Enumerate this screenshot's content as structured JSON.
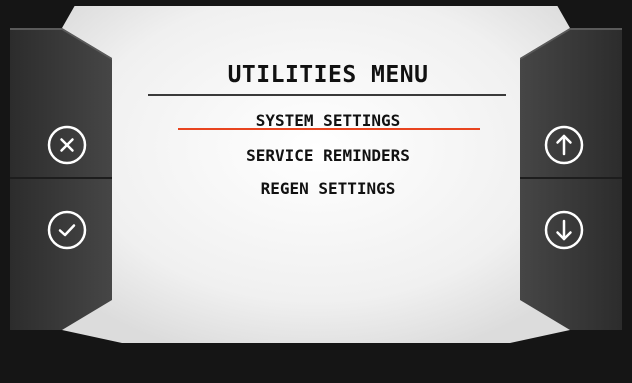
{
  "menu": {
    "title": "UTILITIES MENU",
    "items": [
      {
        "label": "SYSTEM SETTINGS",
        "selected": true
      },
      {
        "label": "SERVICE REMINDERS",
        "selected": false
      },
      {
        "label": "REGEN SETTINGS",
        "selected": false
      }
    ]
  },
  "buttons": {
    "left": [
      {
        "icon": "close-icon"
      },
      {
        "icon": "checkmark-icon"
      }
    ],
    "right": [
      {
        "icon": "arrow-up-icon"
      },
      {
        "icon": "arrow-down-icon"
      }
    ]
  },
  "colors": {
    "bezel": "#1a1a1a",
    "panel": "#3a3a3a",
    "screen": "#f2f2f2",
    "selection": "#e8441f"
  }
}
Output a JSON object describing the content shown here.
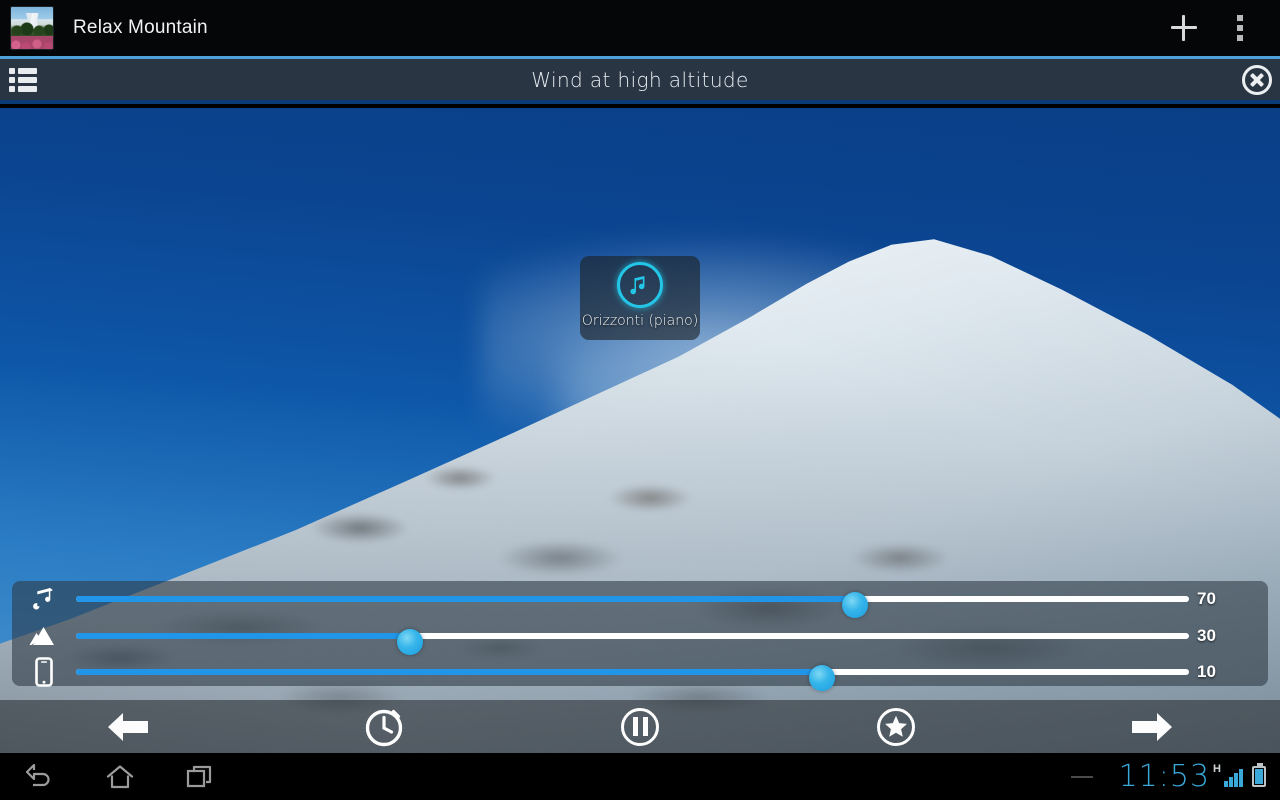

□ □ □

— Request —
Output every entry exactly as given; pictures are not part of the copy.

— Output below —
Enumerate this screenshot's content as structured JSON.
{
  "menu": {
    "title": "UTILITIES MENU",
    "items": [
      {
        "label": "SYSTEM SETTINGS",
        "selected": true
      },
      {
        "label": "SERVICE REMINDERS",
        "selected": false
      },
      {
        "label": "REGEN SETTINGS",
        "selected": false
      }
    ]
  },
  "buttons": {
    "left": [
      {
        "icon": "close-icon"
      },
      {
        "icon": "checkmark-icon"
      }
    ],
    "right": [
      {
        "icon": "arrow-up-icon"
      },
      {
        "icon": "arrow-down-icon"
      }
    ]
  },
  "colors": {
    "bezel": "#1a1a1a",
    "panel": "#3a3a3a",
    "screen": "#f2f2f2",
    "selection": "#e8441f"
  }
}
Output a JSON object describing the content shown here.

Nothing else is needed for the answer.